• Directions for this task: Pull every line with the word "Flexural" out of the entries below.

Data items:
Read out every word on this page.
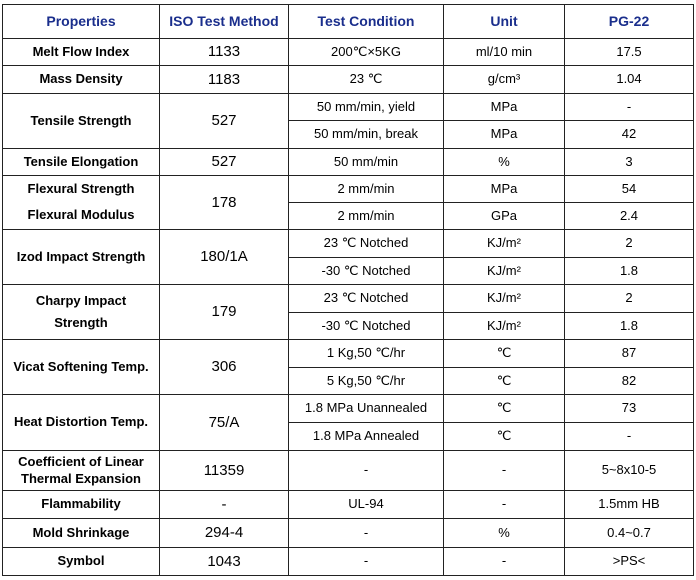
Properties	ISO Test Method	Test Condition	Unit	PG-22
Melt Flow Index	1133	200℃×5KG	ml/10 min	17.5
Mass Density	1183	23 ℃	g/cm³	1.04
Tensile Strength	527	50 mm/min, yield	MPa	-
		50 mm/min, break	MPa	42
Tensile Elongation	527	50 mm/min	%	3
Flexural Strength	178	2 mm/min	MPa	54
Flexural Modulus		2 mm/min	GPa	2.4
Izod Impact Strength	180/1A	23 ℃ Notched	KJ/m²	2
		-30 ℃ Notched	KJ/m²	1.8

Charpy Impact
Strength	179	23 ℃ Notched	KJ/m²	2
		-30 ℃ Notched	KJ/m²	1.8
Vicat Softening Temp.	306	1 Kg,50 ℃/hr	℃	87
		5 Kg,50 ℃/hr	℃	82
Heat Distortion Temp.	75/A	1.8 MPa Unannealed	℃	73
		1.8 MPa Annealed	℃	-

Coefficient of Linear
Thermal Expansion	11359	-	-	5~8x10-5
Flammability	-	UL-94	-	1.5mm HB
Mold Shrinkage	294-4	-	%	0.4~0.7
Symbol	1043	-	-	>PS<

• Task solution:
Flexural Strength	178	2 mm/min	MPa	54
Flexural Modulus		2 mm/min	GPa	2.4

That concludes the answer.